Set the listing down again exactly, please, apart from its pictures.

※

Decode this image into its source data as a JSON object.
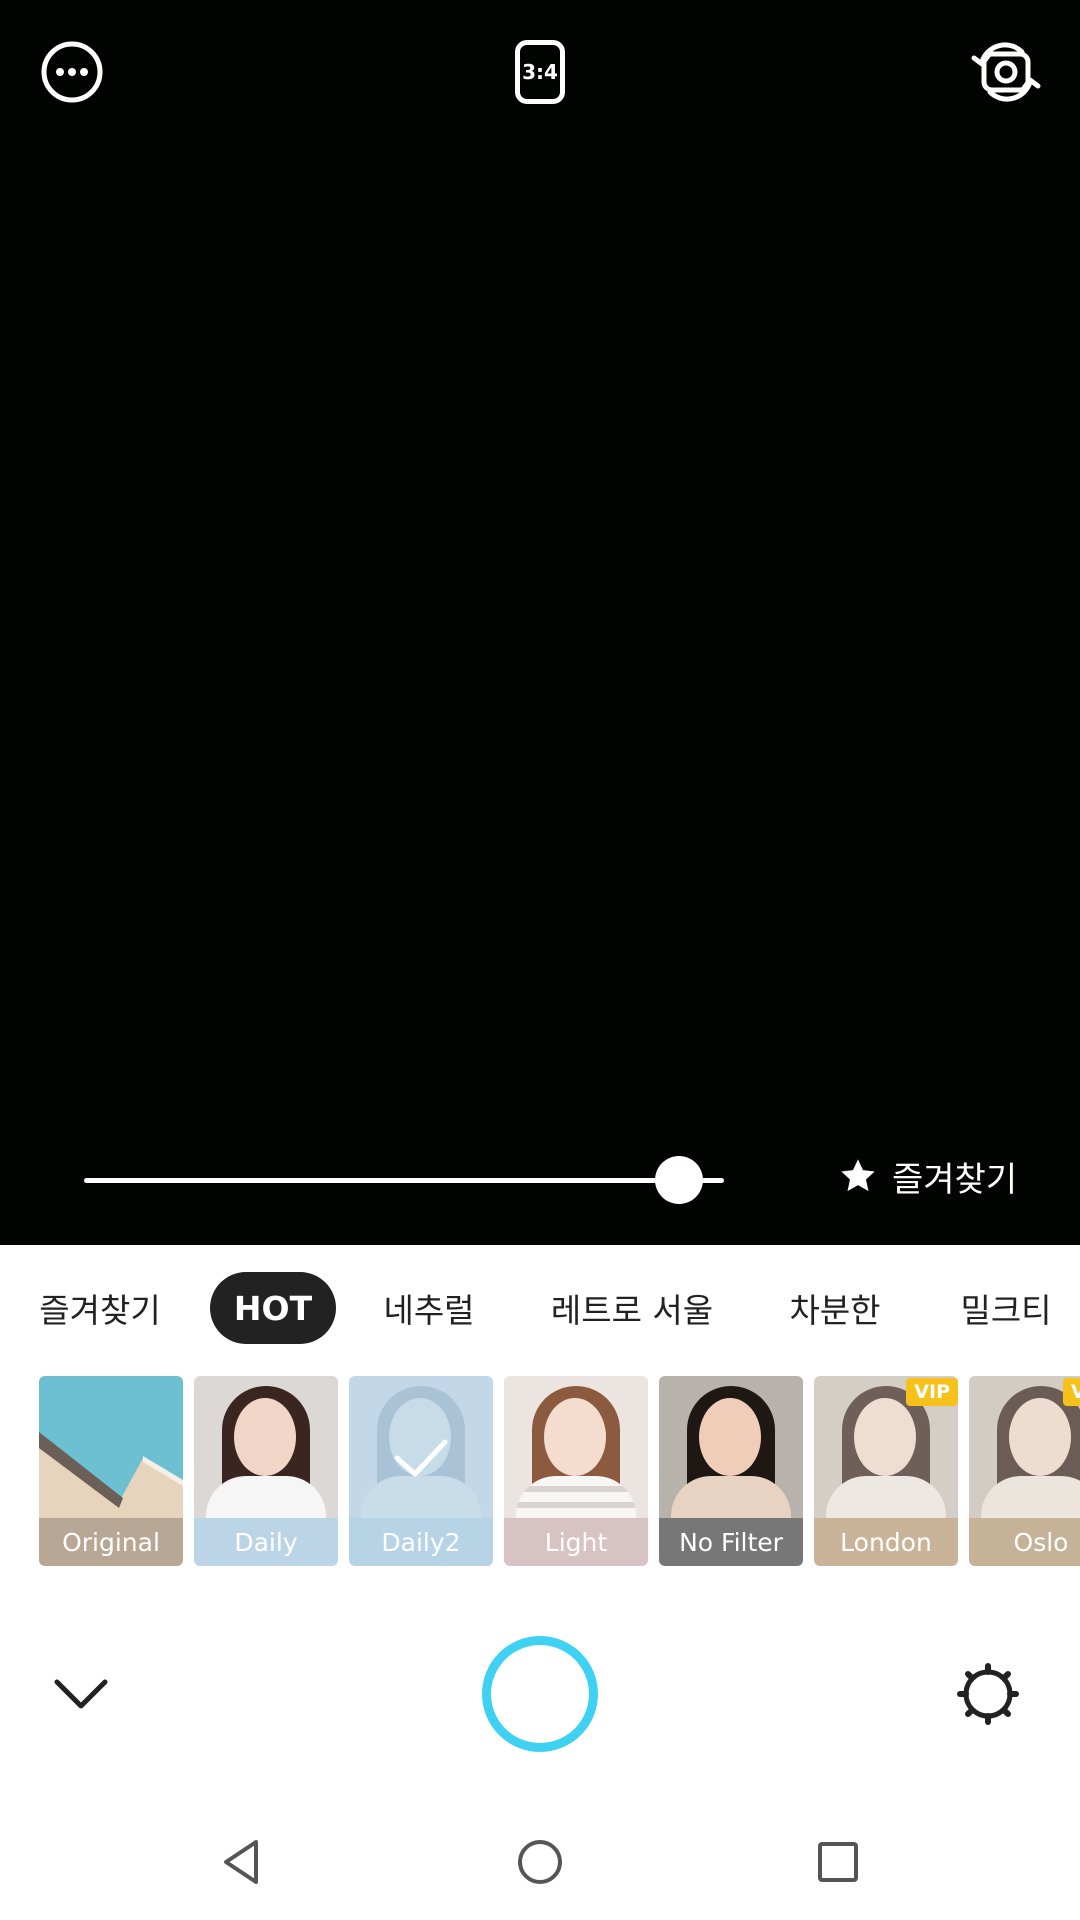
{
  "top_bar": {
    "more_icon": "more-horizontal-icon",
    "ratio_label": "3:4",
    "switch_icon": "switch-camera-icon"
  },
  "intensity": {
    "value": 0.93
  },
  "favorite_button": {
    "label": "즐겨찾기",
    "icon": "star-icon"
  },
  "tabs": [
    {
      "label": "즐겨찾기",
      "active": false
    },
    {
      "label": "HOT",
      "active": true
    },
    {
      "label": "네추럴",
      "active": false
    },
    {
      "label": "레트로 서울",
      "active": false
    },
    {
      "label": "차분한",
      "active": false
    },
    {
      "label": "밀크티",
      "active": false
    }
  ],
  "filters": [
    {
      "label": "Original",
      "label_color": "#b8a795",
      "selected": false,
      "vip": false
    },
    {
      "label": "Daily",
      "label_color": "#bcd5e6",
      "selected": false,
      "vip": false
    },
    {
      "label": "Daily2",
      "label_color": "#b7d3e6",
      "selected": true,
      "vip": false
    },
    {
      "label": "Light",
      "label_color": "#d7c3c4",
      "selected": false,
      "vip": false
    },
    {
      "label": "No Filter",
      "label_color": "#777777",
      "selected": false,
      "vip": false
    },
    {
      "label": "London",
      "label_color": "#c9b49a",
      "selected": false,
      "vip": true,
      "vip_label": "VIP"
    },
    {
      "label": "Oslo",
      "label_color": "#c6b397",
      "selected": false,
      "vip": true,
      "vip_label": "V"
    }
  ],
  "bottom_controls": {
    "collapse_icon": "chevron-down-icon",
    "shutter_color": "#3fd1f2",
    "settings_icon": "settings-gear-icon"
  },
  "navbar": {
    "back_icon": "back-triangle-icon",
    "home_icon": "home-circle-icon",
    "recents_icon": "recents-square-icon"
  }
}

※

● Exercise output:
Decode this image into its source data as a JSON object.
{
  "top_bar": {
    "more_icon": "more-horizontal-icon",
    "ratio_label": "3:4",
    "switch_icon": "switch-camera-icon"
  },
  "intensity": {
    "value": 0.93
  },
  "favorite_button": {
    "label": "즐겨찾기",
    "icon": "star-icon"
  },
  "tabs": [
    {
      "label": "즐겨찾기",
      "active": false
    },
    {
      "label": "HOT",
      "active": true
    },
    {
      "label": "네추럴",
      "active": false
    },
    {
      "label": "레트로 서울",
      "active": false
    },
    {
      "label": "차분한",
      "active": false
    },
    {
      "label": "밀크티",
      "active": false
    }
  ],
  "filters": [
    {
      "label": "Original",
      "label_color": "#b8a795",
      "selected": false,
      "vip": false
    },
    {
      "label": "Daily",
      "label_color": "#bcd5e6",
      "selected": false,
      "vip": false
    },
    {
      "label": "Daily2",
      "label_color": "#b7d3e6",
      "selected": true,
      "vip": false
    },
    {
      "label": "Light",
      "label_color": "#d7c3c4",
      "selected": false,
      "vip": false
    },
    {
      "label": "No Filter",
      "label_color": "#777777",
      "selected": false,
      "vip": false
    },
    {
      "label": "London",
      "label_color": "#c9b49a",
      "selected": false,
      "vip": true,
      "vip_label": "VIP"
    },
    {
      "label": "Oslo",
      "label_color": "#c6b397",
      "selected": false,
      "vip": true,
      "vip_label": "V"
    }
  ],
  "bottom_controls": {
    "collapse_icon": "chevron-down-icon",
    "shutter_color": "#3fd1f2",
    "settings_icon": "settings-gear-icon"
  },
  "navbar": {
    "back_icon": "back-triangle-icon",
    "home_icon": "home-circle-icon",
    "recents_icon": "recents-square-icon"
  }
}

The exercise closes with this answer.